### Supplied data ###

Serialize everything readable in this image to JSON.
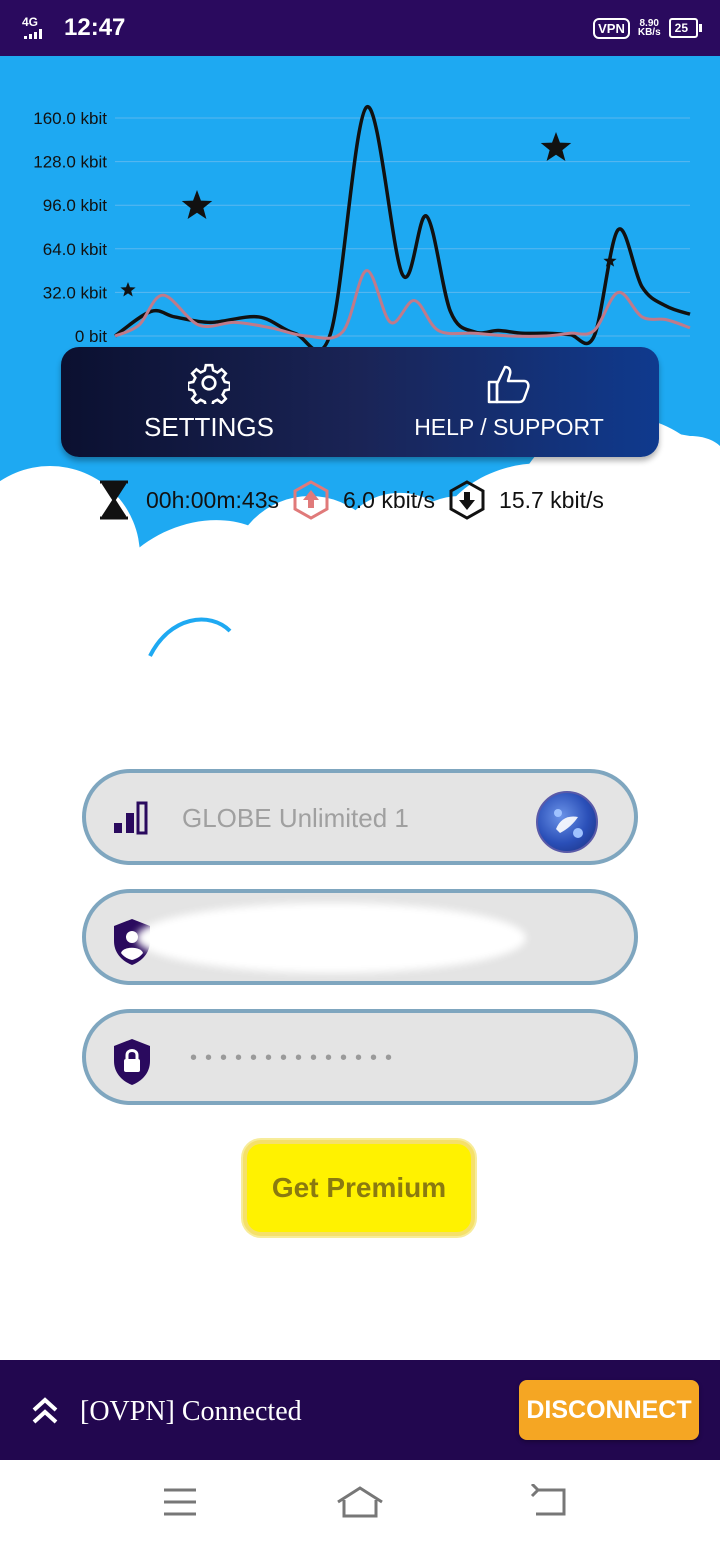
{
  "status_bar": {
    "network": "4G",
    "time": "12:47",
    "vpn_badge": "VPN",
    "net_speed_value": "8.90",
    "net_speed_unit": "KB/s",
    "battery": "25"
  },
  "chart_data": {
    "type": "line",
    "yticks": [
      "160.0 kbit",
      "128.0 kbit",
      "96.0 kbit",
      "64.0 kbit",
      "32.0 kbit",
      "0 bit"
    ],
    "ylim": [
      0,
      170
    ],
    "xlim": [
      0,
      48
    ],
    "grid": true,
    "series": [
      {
        "color": "#111111",
        "x": [
          0,
          3,
          5,
          8,
          12,
          15,
          18,
          21,
          24,
          26,
          28,
          30,
          32,
          34,
          36,
          38,
          40,
          42,
          44,
          46,
          48
        ],
        "values": [
          0,
          18,
          14,
          10,
          14,
          2,
          2,
          168,
          45,
          88,
          18,
          3,
          4,
          2,
          2,
          1,
          0,
          78,
          36,
          22,
          16
        ]
      },
      {
        "color": "#c07a8a",
        "x": [
          0,
          2,
          4,
          7,
          10,
          13,
          16,
          19,
          21,
          23,
          25,
          27,
          30,
          33,
          36,
          38,
          40,
          42,
          44,
          46,
          48
        ],
        "values": [
          0,
          8,
          30,
          8,
          10,
          6,
          0,
          3,
          48,
          10,
          26,
          4,
          2,
          0,
          0,
          2,
          4,
          32,
          14,
          12,
          6
        ]
      }
    ]
  },
  "actions": {
    "settings_label": "SETTINGS",
    "help_label": "HELP / SUPPORT"
  },
  "stats": {
    "elapsed": "00h:00m:43s",
    "upload": "6.0 kbit/s",
    "download": "15.7 kbit/s"
  },
  "form": {
    "network_option": "GLOBE Unlimited 1",
    "password_mask": "••••••••••••••"
  },
  "premium_label": "Get Premium",
  "connection": {
    "status": "[OVPN] Connected",
    "disconnect_label": "DISCONNECT"
  },
  "colors": {
    "status_bar": "#2a0a5e",
    "sky": "#1ea9f2",
    "bottom_bar": "#22074f",
    "premium": "#fff200",
    "disconnect": "#f5a623"
  }
}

###

#### [The exercise]
Each entry above should be reproduced exactly, with the pictures removed.

#### [Reply to the exercise]
Serialize everything readable in this image to JSON.
{
  "status_bar": {
    "network": "4G",
    "time": "12:47",
    "vpn_badge": "VPN",
    "net_speed_value": "8.90",
    "net_speed_unit": "KB/s",
    "battery": "25"
  },
  "chart_data": {
    "type": "line",
    "yticks": [
      "160.0 kbit",
      "128.0 kbit",
      "96.0 kbit",
      "64.0 kbit",
      "32.0 kbit",
      "0 bit"
    ],
    "ylim": [
      0,
      170
    ],
    "xlim": [
      0,
      48
    ],
    "grid": true,
    "series": [
      {
        "color": "#111111",
        "x": [
          0,
          3,
          5,
          8,
          12,
          15,
          18,
          21,
          24,
          26,
          28,
          30,
          32,
          34,
          36,
          38,
          40,
          42,
          44,
          46,
          48
        ],
        "values": [
          0,
          18,
          14,
          10,
          14,
          2,
          2,
          168,
          45,
          88,
          18,
          3,
          4,
          2,
          2,
          1,
          0,
          78,
          36,
          22,
          16
        ]
      },
      {
        "color": "#c07a8a",
        "x": [
          0,
          2,
          4,
          7,
          10,
          13,
          16,
          19,
          21,
          23,
          25,
          27,
          30,
          33,
          36,
          38,
          40,
          42,
          44,
          46,
          48
        ],
        "values": [
          0,
          8,
          30,
          8,
          10,
          6,
          0,
          3,
          48,
          10,
          26,
          4,
          2,
          0,
          0,
          2,
          4,
          32,
          14,
          12,
          6
        ]
      }
    ]
  },
  "actions": {
    "settings_label": "SETTINGS",
    "help_label": "HELP / SUPPORT"
  },
  "stats": {
    "elapsed": "00h:00m:43s",
    "upload": "6.0 kbit/s",
    "download": "15.7 kbit/s"
  },
  "form": {
    "network_option": "GLOBE Unlimited 1",
    "password_mask": "••••••••••••••"
  },
  "premium_label": "Get Premium",
  "connection": {
    "status": "[OVPN] Connected",
    "disconnect_label": "DISCONNECT"
  },
  "colors": {
    "status_bar": "#2a0a5e",
    "sky": "#1ea9f2",
    "bottom_bar": "#22074f",
    "premium": "#fff200",
    "disconnect": "#f5a623"
  }
}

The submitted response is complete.